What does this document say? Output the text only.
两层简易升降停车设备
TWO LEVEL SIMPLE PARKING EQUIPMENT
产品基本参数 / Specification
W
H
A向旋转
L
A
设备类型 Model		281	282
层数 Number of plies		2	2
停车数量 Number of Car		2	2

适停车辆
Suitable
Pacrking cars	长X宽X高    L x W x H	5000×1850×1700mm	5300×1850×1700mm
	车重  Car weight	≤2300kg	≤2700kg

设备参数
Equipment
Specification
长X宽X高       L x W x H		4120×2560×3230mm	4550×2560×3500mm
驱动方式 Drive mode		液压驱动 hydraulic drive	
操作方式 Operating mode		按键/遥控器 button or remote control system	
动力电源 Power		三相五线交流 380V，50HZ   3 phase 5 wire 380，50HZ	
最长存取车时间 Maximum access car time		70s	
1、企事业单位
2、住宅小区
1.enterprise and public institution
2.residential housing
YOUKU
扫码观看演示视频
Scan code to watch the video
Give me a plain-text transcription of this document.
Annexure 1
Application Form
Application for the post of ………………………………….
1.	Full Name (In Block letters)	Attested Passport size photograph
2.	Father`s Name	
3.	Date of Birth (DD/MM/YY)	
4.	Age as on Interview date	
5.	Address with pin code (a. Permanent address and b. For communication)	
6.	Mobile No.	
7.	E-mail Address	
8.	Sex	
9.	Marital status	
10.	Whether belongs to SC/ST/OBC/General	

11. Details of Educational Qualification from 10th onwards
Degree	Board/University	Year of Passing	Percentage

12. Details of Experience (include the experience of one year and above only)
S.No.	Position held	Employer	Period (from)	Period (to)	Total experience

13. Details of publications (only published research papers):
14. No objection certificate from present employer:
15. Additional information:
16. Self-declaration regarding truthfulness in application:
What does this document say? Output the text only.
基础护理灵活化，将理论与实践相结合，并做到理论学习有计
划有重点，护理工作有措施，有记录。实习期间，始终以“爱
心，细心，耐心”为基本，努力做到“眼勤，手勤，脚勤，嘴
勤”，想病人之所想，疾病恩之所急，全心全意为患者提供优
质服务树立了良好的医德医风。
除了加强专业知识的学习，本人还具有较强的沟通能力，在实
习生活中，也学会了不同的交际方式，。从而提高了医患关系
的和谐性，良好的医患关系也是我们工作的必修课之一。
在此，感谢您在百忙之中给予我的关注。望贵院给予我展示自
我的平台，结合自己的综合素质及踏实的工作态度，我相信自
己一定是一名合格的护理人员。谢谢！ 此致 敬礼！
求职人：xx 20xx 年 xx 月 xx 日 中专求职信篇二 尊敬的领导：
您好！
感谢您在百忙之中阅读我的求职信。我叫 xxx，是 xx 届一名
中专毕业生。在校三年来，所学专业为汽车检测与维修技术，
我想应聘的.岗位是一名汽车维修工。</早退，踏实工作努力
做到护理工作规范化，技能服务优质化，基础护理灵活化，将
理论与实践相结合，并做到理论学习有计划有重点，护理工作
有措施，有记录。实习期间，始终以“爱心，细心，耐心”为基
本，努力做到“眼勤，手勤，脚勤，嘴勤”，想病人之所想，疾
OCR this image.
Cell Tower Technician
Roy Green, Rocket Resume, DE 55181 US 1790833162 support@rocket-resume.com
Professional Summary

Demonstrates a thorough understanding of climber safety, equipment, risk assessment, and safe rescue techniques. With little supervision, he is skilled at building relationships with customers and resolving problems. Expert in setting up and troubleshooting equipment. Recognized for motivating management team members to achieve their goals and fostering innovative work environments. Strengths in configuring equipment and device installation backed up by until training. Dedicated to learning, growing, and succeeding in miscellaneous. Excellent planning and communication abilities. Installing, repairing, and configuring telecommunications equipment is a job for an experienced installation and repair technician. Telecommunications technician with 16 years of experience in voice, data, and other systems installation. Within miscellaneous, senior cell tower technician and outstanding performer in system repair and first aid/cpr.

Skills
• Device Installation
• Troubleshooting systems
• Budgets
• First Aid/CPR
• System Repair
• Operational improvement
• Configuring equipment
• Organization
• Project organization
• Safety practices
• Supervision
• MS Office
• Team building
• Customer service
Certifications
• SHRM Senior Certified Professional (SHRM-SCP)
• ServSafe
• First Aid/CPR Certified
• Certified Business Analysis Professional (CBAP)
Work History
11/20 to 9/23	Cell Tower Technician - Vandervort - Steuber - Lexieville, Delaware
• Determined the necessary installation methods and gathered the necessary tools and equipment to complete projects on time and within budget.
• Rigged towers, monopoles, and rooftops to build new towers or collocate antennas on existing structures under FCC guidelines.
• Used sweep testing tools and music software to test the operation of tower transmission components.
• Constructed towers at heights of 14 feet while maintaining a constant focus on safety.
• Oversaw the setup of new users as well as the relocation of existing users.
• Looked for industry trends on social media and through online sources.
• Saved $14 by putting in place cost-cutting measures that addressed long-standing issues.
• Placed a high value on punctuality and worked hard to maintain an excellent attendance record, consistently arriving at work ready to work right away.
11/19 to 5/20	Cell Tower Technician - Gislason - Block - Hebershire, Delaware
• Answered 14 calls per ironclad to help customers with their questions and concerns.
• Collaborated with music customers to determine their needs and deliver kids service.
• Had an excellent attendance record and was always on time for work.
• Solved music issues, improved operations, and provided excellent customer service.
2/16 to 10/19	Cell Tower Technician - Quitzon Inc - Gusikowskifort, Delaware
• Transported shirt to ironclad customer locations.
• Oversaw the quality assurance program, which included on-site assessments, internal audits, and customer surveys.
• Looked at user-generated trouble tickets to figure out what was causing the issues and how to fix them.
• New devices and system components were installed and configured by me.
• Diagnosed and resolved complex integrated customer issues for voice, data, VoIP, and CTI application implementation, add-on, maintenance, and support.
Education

(TASK GOAL): Give the number of lines in the data that contain "Delaware", with no other words.

(FULL SOLUTION): 3